**AIM OF THE TASK**: Set down each record below precisely, skipping the pictures.

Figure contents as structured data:

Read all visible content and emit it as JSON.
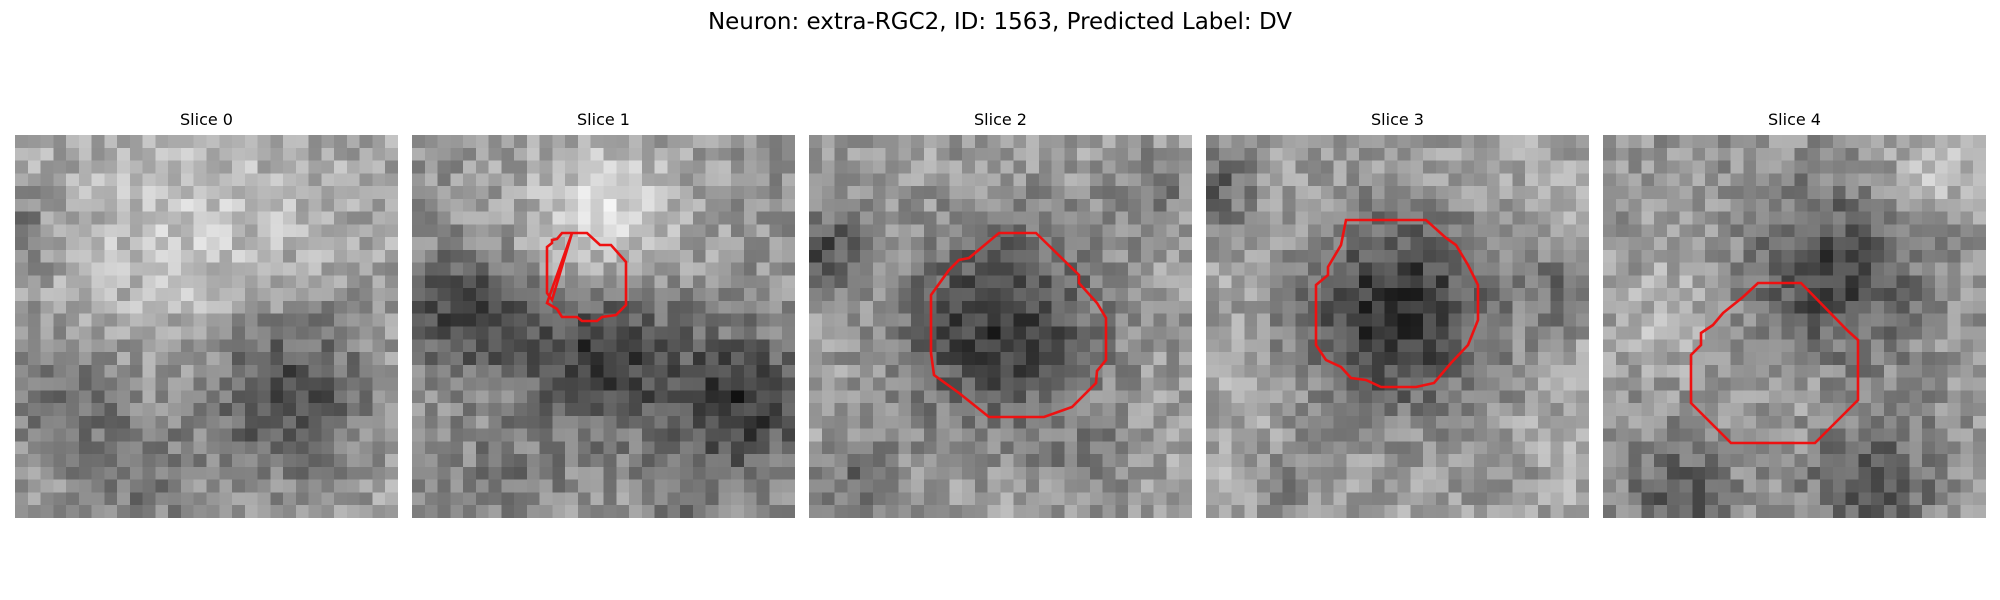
{
  "figure": {
    "title": "Neuron: extra-RGC2, ID: 1563, Predicted Label: DV"
  },
  "panels": [
    {
      "title": "Slice 0"
    },
    {
      "title": "Slice 1"
    },
    {
      "title": "Slice 2"
    },
    {
      "title": "Slice 3"
    },
    {
      "title": "Slice 4"
    }
  ],
  "colors": {
    "contour": "#ee1111",
    "colormap": "grayscale"
  }
}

**RESPONSE FOR THIS EXERCISE**:
Read all visible content and emit it as JSON.
{
  "figure": {
    "title": "Neuron: extra-RGC2, ID: 1563, Predicted Label: DV"
  },
  "panels": [
    {
      "title": "Slice 0"
    },
    {
      "title": "Slice 1"
    },
    {
      "title": "Slice 2"
    },
    {
      "title": "Slice 3"
    },
    {
      "title": "Slice 4"
    }
  ],
  "colors": {
    "contour": "#ee1111",
    "colormap": "grayscale"
  }
}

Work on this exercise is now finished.